_YOUR GOAL_
Take every line from the material that has the word "rate" in it.

· · · · · · ·

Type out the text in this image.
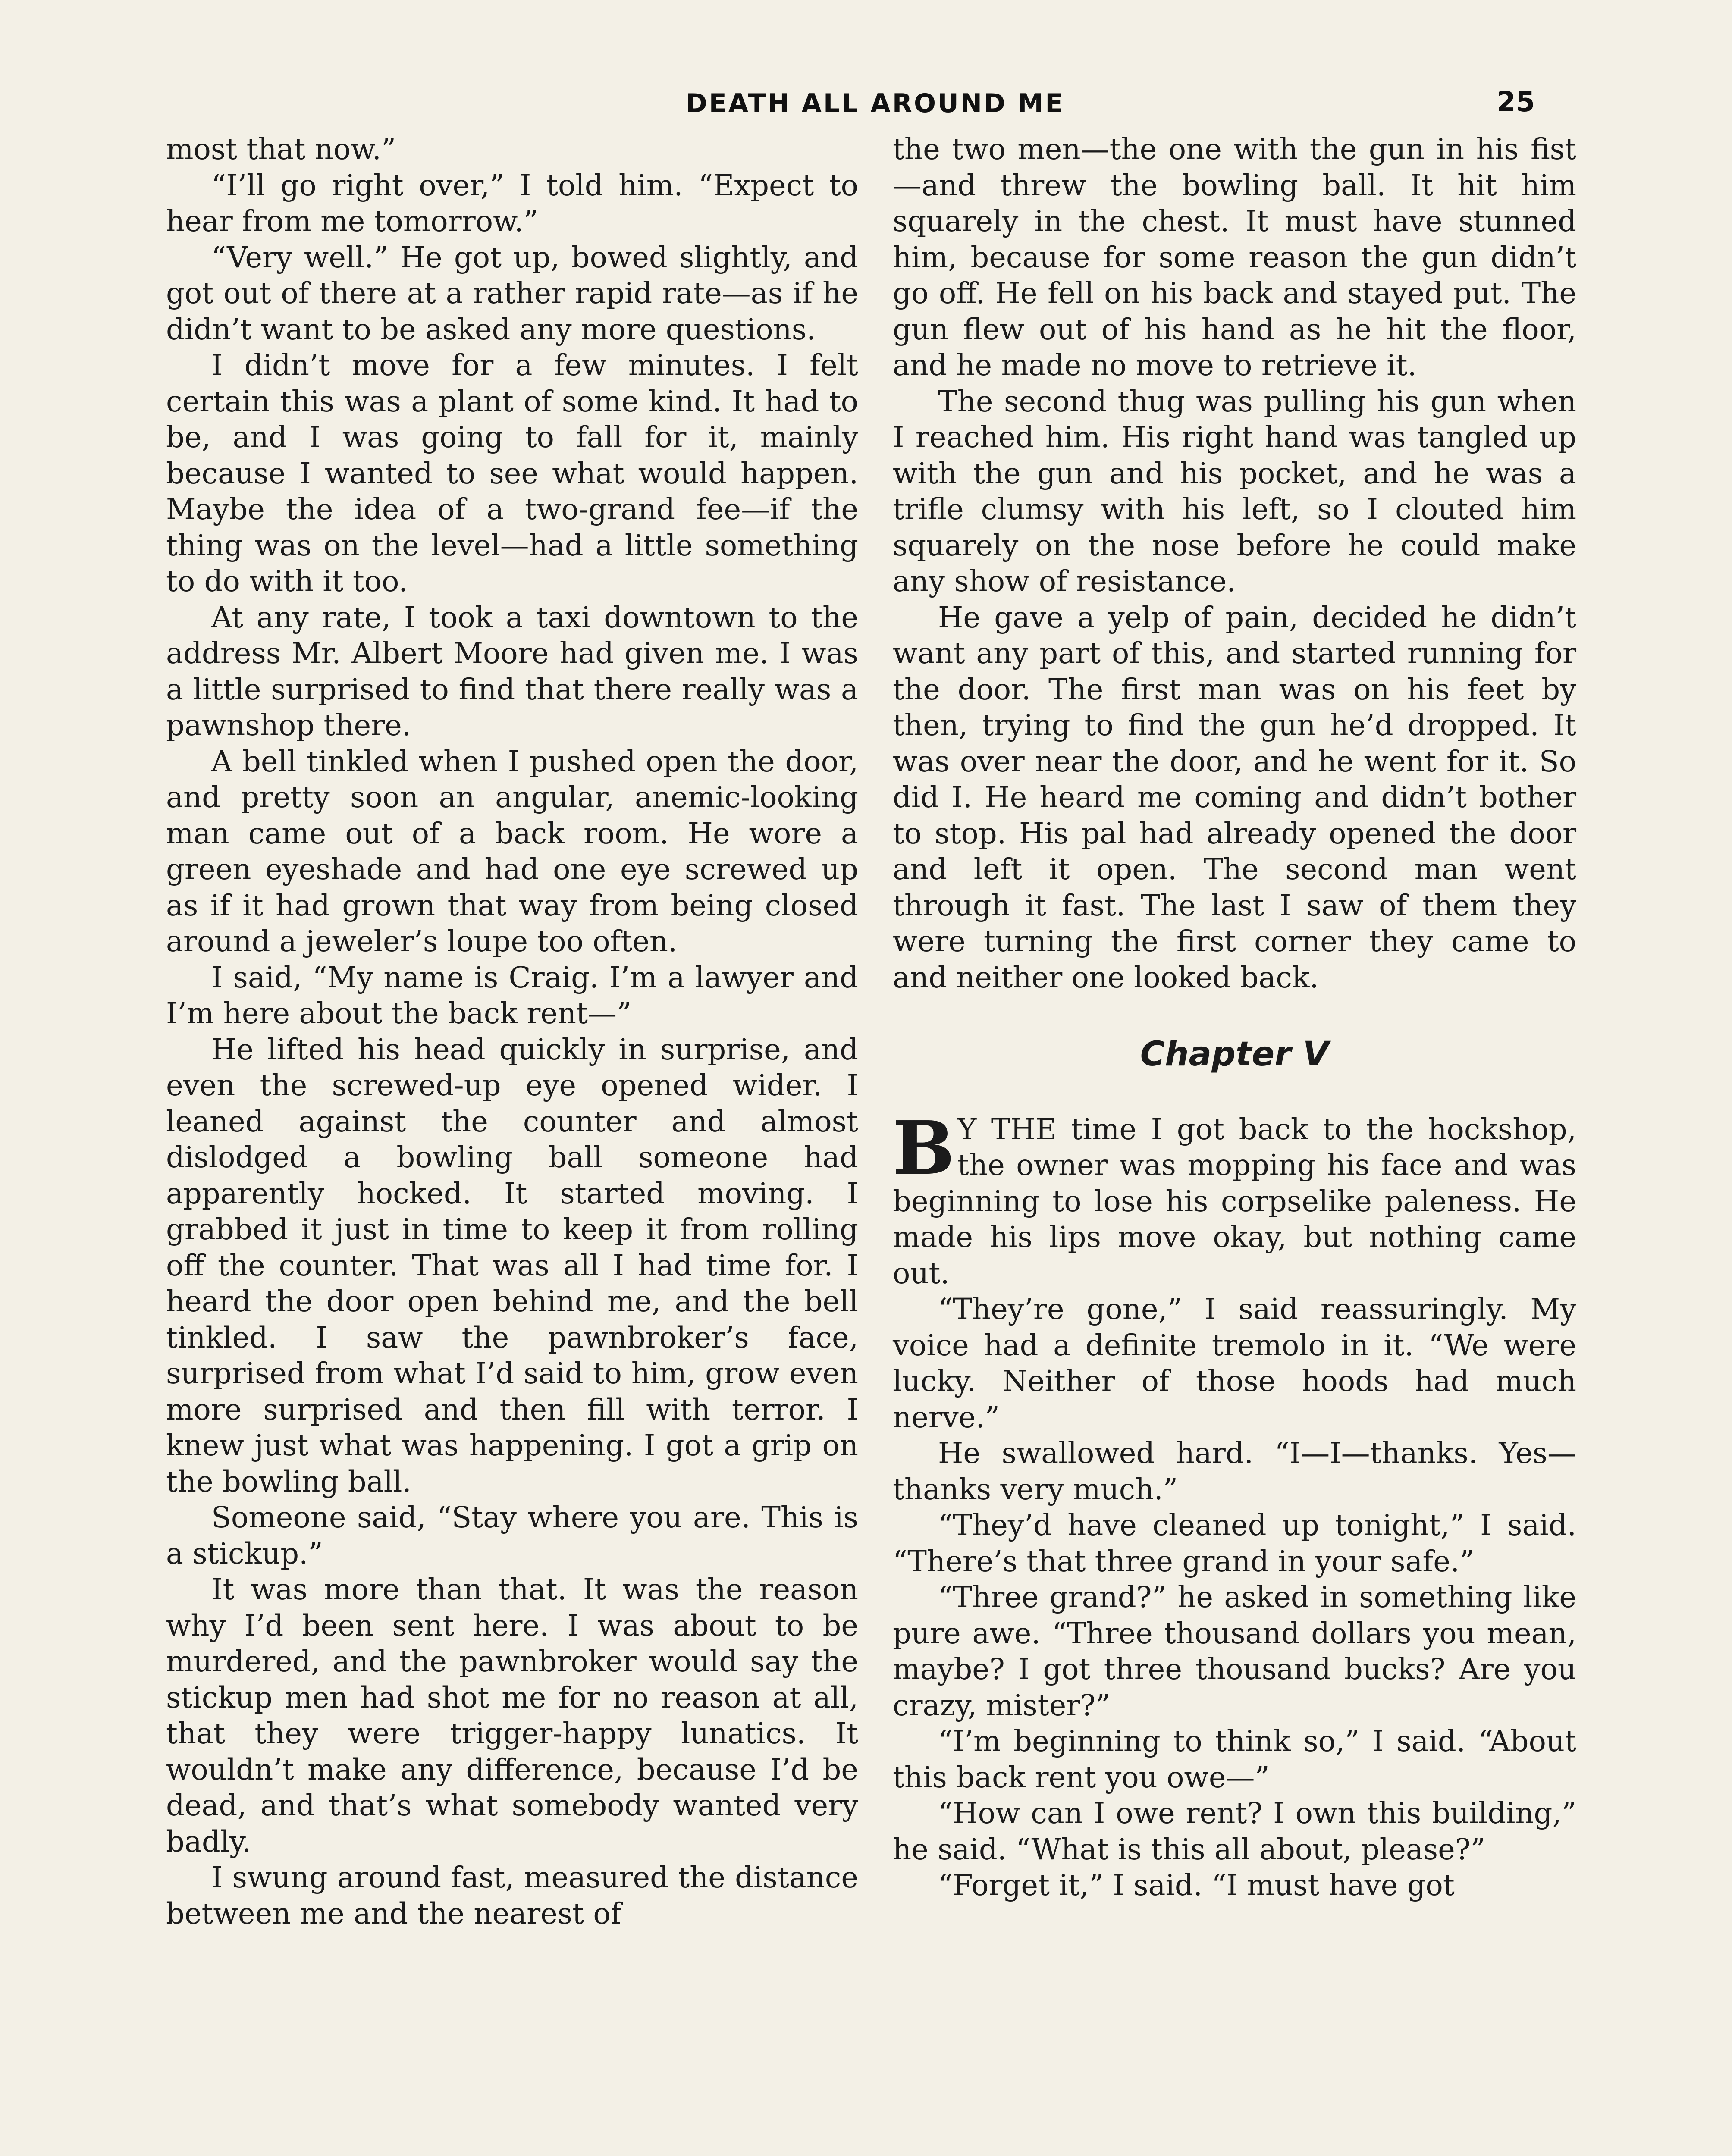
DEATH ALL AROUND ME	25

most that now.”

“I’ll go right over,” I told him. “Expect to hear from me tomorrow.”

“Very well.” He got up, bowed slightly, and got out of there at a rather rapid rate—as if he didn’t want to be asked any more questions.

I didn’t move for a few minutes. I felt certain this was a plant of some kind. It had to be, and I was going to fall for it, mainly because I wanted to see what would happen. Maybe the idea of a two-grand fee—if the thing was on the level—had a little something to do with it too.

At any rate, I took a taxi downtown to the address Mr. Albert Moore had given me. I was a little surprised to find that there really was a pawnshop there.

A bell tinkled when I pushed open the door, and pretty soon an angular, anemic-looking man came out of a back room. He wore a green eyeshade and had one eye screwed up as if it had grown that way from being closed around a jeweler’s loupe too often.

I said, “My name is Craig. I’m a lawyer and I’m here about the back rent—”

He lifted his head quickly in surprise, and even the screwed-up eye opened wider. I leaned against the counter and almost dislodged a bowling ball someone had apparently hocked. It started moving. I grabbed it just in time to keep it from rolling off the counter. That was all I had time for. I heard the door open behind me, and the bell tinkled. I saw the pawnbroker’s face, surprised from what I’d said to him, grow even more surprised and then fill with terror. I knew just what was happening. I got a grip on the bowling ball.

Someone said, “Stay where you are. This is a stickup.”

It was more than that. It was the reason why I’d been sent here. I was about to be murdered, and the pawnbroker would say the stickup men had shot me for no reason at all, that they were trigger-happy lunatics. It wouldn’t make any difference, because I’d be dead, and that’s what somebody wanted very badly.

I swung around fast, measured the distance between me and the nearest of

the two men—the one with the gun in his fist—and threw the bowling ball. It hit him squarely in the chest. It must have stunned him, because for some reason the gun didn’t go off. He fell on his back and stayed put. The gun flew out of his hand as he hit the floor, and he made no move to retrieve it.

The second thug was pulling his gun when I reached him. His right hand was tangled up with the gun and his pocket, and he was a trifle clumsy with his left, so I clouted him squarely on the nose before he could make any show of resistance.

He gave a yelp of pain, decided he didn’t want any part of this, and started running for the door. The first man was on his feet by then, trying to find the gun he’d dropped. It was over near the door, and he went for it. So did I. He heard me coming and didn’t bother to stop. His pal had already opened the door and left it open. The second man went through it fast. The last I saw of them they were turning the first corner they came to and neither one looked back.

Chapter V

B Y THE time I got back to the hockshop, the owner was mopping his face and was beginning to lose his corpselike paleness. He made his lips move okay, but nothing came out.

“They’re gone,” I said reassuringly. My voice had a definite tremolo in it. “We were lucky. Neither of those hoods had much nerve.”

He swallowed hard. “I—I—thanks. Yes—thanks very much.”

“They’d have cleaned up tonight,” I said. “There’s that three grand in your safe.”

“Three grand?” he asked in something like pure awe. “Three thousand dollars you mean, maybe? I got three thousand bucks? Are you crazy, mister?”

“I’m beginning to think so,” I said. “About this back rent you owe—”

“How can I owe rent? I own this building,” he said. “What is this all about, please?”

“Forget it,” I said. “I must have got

· · · · · · ·

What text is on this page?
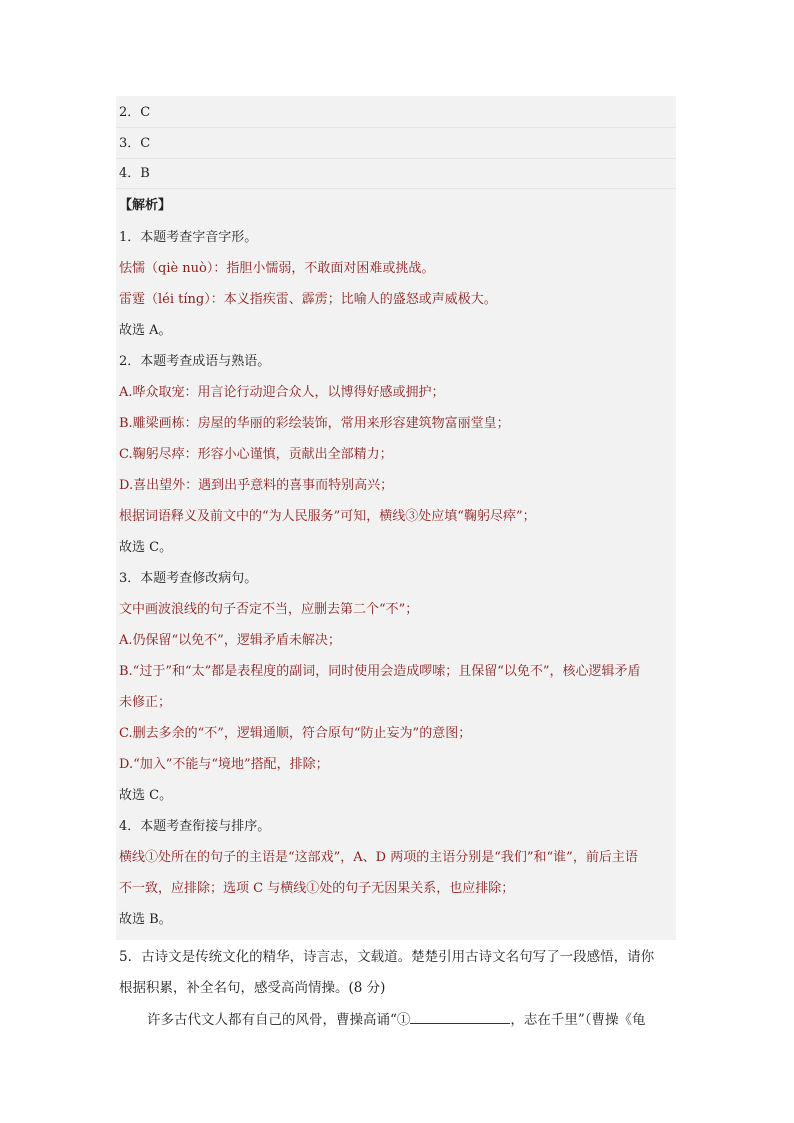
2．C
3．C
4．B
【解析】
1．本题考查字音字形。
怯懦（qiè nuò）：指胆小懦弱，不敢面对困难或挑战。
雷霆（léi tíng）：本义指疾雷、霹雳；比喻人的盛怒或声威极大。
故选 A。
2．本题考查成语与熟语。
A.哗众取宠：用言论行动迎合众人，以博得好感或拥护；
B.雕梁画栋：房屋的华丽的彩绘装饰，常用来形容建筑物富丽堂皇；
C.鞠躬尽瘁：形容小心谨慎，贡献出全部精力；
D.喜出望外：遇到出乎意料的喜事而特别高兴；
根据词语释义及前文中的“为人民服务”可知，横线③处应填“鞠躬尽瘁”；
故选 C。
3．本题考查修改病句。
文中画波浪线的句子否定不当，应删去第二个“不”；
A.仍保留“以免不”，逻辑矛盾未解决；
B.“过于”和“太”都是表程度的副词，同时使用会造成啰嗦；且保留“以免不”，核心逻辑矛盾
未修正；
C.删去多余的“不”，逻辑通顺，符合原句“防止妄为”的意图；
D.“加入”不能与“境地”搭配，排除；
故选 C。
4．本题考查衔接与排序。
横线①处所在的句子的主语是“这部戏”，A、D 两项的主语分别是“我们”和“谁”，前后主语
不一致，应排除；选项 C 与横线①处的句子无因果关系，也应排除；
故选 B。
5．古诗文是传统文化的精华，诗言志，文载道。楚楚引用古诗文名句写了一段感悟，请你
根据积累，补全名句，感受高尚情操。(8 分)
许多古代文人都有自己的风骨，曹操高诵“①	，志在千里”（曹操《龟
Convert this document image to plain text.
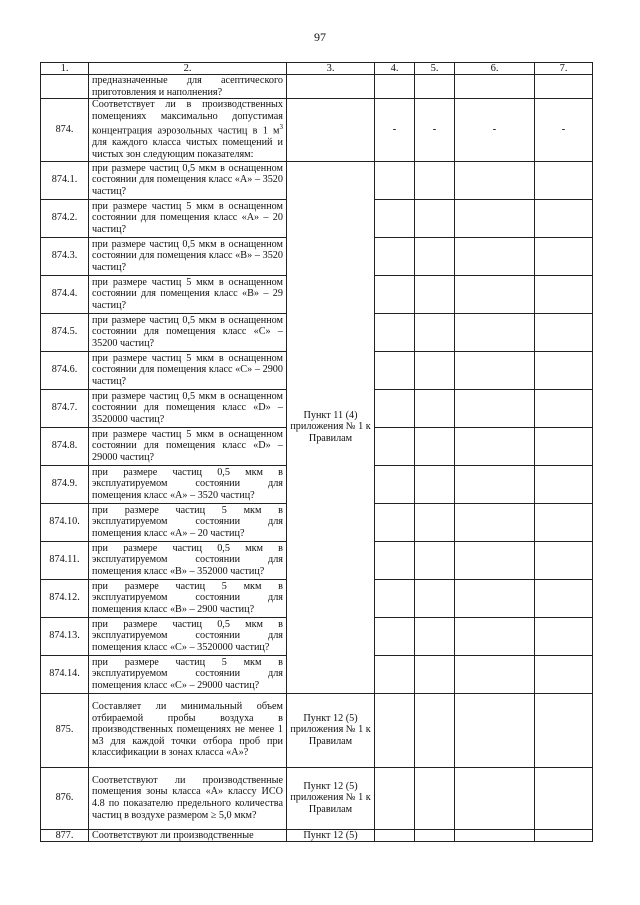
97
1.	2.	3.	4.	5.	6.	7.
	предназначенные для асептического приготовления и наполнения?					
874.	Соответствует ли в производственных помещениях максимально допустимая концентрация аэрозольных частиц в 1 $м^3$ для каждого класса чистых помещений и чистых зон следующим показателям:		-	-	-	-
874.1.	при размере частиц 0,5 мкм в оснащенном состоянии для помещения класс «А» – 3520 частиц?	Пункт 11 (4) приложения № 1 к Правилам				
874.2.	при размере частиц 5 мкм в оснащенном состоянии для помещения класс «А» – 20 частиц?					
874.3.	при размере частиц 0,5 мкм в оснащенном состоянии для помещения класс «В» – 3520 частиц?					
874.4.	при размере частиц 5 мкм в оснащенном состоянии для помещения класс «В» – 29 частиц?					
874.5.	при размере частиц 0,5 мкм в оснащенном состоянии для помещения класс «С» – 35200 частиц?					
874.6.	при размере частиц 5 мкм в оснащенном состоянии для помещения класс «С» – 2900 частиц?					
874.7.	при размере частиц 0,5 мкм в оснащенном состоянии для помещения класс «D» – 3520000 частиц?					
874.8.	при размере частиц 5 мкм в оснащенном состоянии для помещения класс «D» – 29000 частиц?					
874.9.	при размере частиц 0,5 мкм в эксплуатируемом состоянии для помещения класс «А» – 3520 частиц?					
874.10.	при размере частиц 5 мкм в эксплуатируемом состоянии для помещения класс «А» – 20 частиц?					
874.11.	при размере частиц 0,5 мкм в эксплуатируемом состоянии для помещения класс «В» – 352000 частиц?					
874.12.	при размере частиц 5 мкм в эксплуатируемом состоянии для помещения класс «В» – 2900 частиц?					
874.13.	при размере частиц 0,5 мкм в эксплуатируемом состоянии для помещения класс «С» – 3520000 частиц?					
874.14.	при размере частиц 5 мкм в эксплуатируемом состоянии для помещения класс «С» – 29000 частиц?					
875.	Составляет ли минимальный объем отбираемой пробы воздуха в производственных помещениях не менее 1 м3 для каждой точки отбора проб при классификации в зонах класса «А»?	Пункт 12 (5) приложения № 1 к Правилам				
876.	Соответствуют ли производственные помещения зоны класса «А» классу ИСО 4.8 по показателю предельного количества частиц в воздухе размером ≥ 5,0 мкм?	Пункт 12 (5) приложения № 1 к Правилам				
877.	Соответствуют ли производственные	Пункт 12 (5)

· · · · · · ·

_WORKED SOLUTION_
“Very well.” He got up, bowed slightly, and got out of there at a rather rapid rate—as if he didn’t want to be asked any more questions.
At any rate, I took a taxi downtown to the address Mr. Albert Moore had given me. I was a little surprised to find that there really was a pawnshop there.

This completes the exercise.